### Passage

The repository also includes a native ESM JavaScript package in js/:

cd js
npm ci
npm test
import { LinkNetwork, ParseConfiguration } from '@link-foundation/meta-language';

const network = LinkNetwork.parse('alpha beta', 'txt', ParseConfiguration.default());

console.log(network.reconstructText());

The JavaScript package is checked against the Rust feature surface through parity/language-features.json and npm run check:parity.

The default parse path is lossless. Callers that need a narrower view can use a projection without mutating the original network:

use meta_language::{LinkNetwork, NetworkProjection, ParseConfiguration};

let network = LinkNetwork::parse("alpha beta", "plain-text", ParseConfiguration::default());
let abstract_links = network
    .projected_links(NetworkProjection::AbstractSyntax)
    .count();

assert!(abstract_links < network.len());

Construct source directly as a syntax network when code should be generated before validation:

use meta_language::{LinkNetwork, ParseConfiguration};

let mut network = LinkNetwork::new();
let tokens = [
    network.insert_source_token("JavaScript", "const answer = "),
    network.insert_source_token("JavaScript", "42"),
    network.insert_source_token("JavaScript", ";\n"),
];
let declaration = network.insert_syntax_node("JavaScript", "lexical_declaration", tokens);
network.insert_syntax_node("JavaScript", "program", [declaration]);

let source = network.render_source("JavaScript");
assert_eq!(source, "const answer = 42;\n");
assert!(LinkNetwork::parse(&source, "JavaScript", ParseConfiguration::default())
    .verify_full_match(None)
    .is_clean());

Configure the engine read-only when a parsed network must never be mutated. The frozen view exposes every read operation but no mutators (calling one is a compile error), and the EngineNetwork boundary rejects mutation at runtime:

use meta_language::{AccessMode, LinkNetwork, ParseConfiguration};

let configuration = ParseConfiguration::default().with_access_mode(AccessMode::ReadOnly);
let mut engine = LinkNetwork::parse_engine("alpha beta", "plain-text", configuration);

assert!(engine.is_read_only());
assert_eq!(engine.reconstruct_text(), "alpha beta");
assert!(engine.as_mutable().is_err()); // read-only engine rejects mutation

Use the storage trait directly when links need to move between in-memory and binary stores. The optional doublets backend is enabled with --features doublets:

use meta_language::{
    DoubletsLinkStore, LinkNetwork, LinkStore, LinkStoreQuery, ParseConfiguration,
};

let network = LinkNetwork::parse("const answer = 42;\n", "JavaScript", ParseConfiguration::default());
let mut store = DoubletsLinkStore::create_file("network.doublets").expect("create doublets store");
store.replace_with_network(&network).expect("write network");

let restored = DoubletsLinkStore::open_file("network.doublets")

######
### Data provided

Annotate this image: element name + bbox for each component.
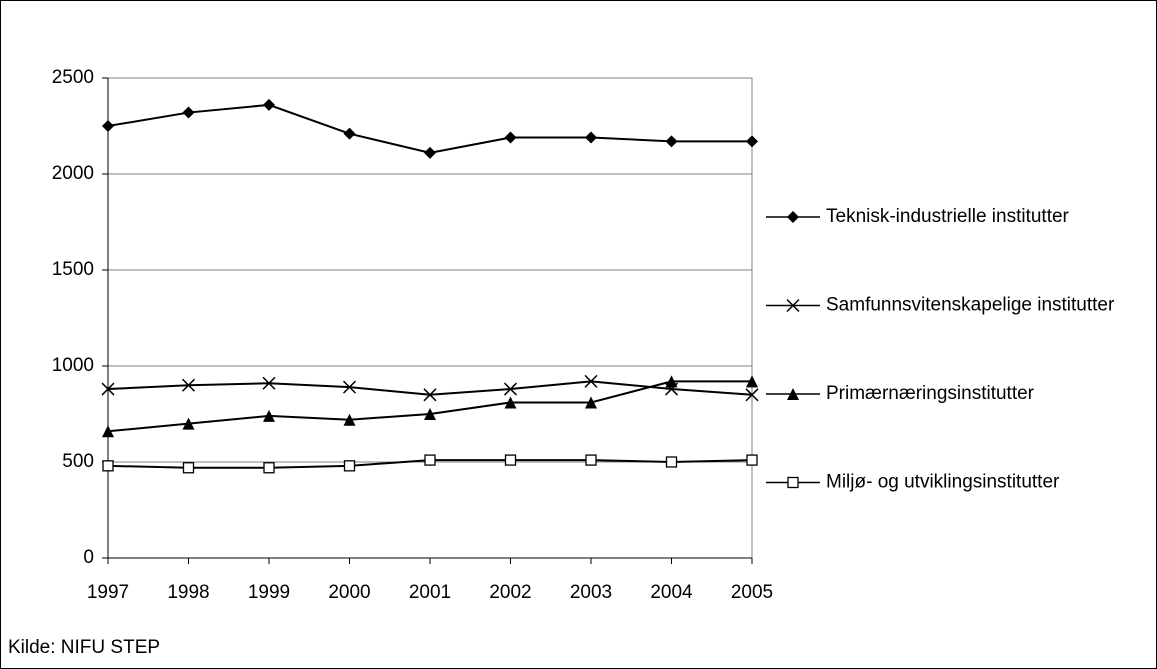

######

**Stated goal 1**
Print the part of the meta_language documentation that begins at the words "console.log(network.reconstructText());" and stops after "npm run check:parity.".
**Stated goal 2**
Answer these questions from the meta_language documentation:
(a) In which directory does the native ESM JavaScript package live?
(b) Which npm command checks the JavaScript package against the Rust feature surface?
(c) Which flag enables the optional doublets backend?
**Stated goal 3**
State whether each statement agrees with the meta_language documentation. Answer yes or no, and quote the words that decide it.
(a) The default parse path is lossless.
(b) On the frozen view, calling a mutator fails only at runtime.
(c) Using a projection changes the original network.

**Finished answer 1**
console.log(network.reconstructText());

The JavaScript package is checked against the Rust feature surface through parity/language-features.json and npm run check:parity.

**Finished answer 2**
(a) js/
(b) npm run check:parity
(c) --features doublets

**Finished answer 3**
(a) Yes: "The default parse path is lossless."
(b) No: "calling one is a compile error"
(c) No: "without mutating the original network"